▶ _What is expected_:
State only the count of lines in the listing below that hold "Submit".

▶ _Material shown_:
########
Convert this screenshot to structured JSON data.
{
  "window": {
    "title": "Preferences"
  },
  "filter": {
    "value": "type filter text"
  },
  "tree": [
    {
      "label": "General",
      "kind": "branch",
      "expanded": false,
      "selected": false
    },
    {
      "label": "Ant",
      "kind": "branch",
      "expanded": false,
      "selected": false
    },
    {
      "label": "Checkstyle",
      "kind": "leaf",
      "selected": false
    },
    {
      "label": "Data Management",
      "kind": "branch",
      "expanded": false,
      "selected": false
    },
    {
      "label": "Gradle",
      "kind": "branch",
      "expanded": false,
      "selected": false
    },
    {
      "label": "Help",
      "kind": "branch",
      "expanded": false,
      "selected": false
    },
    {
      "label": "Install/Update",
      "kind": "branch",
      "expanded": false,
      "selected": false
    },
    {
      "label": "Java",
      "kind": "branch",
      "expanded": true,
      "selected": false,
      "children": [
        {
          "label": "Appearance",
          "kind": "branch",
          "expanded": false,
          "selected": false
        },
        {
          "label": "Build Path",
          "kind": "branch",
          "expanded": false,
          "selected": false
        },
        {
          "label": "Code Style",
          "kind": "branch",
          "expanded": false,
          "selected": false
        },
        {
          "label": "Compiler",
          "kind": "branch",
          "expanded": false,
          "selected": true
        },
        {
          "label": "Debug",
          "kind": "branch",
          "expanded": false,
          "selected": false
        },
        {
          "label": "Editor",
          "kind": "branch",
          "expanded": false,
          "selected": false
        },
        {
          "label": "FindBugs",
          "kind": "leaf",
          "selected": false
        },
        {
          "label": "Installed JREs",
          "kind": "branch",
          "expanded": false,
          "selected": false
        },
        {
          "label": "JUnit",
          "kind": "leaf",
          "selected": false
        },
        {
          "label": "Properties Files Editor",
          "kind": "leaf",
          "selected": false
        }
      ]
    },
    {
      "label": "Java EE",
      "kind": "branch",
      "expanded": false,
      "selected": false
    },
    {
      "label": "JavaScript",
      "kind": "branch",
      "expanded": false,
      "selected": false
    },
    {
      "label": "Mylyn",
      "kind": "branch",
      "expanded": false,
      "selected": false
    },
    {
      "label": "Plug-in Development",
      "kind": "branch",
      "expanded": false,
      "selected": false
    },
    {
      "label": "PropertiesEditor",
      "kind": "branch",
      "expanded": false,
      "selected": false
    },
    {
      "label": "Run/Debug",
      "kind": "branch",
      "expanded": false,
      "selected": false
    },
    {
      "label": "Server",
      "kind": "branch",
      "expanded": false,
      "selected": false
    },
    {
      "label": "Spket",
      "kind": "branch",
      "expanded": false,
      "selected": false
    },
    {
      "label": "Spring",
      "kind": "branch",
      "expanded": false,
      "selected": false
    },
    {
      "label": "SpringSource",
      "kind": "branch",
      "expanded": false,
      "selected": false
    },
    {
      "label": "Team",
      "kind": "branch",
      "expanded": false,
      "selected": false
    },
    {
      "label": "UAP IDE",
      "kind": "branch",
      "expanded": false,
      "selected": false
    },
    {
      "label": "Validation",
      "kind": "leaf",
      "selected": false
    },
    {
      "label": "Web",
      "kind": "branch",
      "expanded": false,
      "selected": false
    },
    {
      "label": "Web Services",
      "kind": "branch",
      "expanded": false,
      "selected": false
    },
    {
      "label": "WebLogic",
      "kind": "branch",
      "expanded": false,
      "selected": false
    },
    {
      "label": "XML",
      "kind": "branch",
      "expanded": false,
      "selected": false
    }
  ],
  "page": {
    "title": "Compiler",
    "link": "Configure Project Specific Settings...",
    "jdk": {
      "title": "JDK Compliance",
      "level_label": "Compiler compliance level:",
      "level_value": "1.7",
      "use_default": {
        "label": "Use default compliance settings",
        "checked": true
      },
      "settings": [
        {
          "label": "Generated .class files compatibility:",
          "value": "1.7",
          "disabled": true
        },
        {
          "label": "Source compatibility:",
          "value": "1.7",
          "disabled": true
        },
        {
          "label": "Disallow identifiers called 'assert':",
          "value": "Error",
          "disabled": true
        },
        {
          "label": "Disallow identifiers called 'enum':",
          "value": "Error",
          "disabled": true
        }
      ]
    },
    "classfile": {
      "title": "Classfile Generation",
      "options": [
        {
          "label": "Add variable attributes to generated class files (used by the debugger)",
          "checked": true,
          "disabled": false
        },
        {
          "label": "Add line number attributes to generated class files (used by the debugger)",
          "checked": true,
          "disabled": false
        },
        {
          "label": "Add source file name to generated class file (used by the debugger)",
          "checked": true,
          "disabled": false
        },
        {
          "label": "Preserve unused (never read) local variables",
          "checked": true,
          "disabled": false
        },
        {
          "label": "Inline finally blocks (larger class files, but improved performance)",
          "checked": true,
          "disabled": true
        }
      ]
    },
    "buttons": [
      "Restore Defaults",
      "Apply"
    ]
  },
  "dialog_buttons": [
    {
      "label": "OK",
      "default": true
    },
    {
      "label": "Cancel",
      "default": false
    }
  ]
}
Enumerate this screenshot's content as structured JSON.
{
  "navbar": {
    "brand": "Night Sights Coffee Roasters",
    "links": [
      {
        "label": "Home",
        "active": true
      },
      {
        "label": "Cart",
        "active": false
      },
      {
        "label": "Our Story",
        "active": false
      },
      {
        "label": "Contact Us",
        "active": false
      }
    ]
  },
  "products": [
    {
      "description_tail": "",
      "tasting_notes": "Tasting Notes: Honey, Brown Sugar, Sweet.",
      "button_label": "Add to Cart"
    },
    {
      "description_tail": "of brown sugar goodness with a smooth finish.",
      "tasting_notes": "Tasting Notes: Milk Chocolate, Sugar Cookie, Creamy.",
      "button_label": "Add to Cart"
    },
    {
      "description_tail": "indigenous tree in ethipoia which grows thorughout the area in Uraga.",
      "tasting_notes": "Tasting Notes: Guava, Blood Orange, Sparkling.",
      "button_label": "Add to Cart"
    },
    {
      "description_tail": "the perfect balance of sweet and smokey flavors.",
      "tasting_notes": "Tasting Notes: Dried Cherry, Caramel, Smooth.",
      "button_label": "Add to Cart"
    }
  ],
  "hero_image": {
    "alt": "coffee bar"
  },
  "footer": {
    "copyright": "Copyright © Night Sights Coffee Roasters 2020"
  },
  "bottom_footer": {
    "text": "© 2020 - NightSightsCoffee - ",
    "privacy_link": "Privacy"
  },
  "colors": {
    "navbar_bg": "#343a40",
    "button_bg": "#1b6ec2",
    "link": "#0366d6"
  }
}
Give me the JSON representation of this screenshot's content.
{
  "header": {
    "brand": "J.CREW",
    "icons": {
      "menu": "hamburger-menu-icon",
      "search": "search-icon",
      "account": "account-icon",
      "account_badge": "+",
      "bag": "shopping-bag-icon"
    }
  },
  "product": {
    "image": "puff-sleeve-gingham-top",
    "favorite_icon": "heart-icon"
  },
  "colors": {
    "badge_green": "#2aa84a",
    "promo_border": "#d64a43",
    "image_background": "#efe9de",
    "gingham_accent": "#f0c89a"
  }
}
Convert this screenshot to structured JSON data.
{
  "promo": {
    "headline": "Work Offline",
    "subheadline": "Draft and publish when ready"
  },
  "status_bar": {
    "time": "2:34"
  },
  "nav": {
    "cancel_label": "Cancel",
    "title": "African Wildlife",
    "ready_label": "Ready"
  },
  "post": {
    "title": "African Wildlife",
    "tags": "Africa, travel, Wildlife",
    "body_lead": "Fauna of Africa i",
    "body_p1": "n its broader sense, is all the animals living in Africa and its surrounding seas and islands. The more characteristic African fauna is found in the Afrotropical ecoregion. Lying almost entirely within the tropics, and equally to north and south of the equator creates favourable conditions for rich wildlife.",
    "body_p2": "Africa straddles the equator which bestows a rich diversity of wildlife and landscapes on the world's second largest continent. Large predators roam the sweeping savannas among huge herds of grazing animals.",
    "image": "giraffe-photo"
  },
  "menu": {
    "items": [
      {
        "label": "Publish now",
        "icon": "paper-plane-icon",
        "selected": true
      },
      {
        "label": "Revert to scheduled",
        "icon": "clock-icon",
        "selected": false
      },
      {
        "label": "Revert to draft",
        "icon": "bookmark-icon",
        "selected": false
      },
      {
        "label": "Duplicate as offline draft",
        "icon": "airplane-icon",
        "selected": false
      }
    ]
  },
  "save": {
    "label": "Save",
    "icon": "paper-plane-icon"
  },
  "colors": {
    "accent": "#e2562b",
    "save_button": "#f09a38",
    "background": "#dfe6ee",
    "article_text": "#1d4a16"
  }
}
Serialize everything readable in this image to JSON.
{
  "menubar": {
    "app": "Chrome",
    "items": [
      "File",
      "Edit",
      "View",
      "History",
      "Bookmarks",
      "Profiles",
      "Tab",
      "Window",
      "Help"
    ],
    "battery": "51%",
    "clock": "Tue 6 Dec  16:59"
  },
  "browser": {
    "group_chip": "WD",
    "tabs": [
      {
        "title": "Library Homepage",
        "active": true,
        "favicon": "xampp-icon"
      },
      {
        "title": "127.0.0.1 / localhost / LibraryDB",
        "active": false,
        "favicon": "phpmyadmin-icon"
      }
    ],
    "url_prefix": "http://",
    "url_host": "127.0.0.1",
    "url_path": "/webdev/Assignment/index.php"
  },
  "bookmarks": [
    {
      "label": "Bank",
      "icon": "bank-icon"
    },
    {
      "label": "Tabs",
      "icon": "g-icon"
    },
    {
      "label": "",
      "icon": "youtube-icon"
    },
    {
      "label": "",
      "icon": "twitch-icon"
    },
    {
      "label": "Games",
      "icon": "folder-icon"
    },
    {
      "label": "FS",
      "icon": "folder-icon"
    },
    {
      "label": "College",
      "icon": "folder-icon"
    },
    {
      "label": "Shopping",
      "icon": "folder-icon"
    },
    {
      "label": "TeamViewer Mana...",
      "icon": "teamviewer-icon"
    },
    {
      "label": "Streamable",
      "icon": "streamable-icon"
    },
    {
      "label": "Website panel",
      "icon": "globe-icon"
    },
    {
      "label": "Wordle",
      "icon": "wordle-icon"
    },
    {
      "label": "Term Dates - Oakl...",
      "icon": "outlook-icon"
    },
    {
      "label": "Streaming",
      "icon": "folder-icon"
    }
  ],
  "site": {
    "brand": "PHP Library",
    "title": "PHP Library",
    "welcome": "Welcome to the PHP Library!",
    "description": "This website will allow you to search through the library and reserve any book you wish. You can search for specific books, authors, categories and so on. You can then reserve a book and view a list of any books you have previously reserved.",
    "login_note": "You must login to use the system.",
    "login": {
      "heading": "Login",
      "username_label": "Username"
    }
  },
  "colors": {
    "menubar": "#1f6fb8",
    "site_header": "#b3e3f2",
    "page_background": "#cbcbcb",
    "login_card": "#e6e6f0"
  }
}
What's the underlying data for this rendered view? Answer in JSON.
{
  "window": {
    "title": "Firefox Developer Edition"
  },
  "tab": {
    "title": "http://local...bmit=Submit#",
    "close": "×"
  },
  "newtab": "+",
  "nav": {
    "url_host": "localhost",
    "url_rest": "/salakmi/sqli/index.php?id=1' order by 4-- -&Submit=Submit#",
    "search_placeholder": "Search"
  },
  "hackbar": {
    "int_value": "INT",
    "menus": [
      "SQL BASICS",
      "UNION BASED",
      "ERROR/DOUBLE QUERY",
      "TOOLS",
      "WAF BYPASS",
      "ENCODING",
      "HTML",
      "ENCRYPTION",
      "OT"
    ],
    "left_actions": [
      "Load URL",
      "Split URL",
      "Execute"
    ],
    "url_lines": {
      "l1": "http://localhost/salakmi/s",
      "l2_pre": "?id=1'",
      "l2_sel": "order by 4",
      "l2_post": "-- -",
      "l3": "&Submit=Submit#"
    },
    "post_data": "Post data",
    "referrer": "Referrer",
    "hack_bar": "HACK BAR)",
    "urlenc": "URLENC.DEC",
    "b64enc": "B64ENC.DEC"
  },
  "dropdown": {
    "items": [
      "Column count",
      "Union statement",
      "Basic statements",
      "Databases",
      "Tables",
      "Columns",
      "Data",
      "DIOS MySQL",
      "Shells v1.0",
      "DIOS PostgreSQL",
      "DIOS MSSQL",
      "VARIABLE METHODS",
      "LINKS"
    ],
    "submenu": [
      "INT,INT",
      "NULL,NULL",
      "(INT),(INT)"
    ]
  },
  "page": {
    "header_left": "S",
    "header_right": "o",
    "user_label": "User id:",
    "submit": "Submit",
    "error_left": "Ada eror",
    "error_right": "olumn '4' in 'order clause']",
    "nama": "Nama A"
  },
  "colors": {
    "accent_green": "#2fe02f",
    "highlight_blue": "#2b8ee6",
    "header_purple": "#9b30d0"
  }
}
########
▶ _Output of the exercise_:
4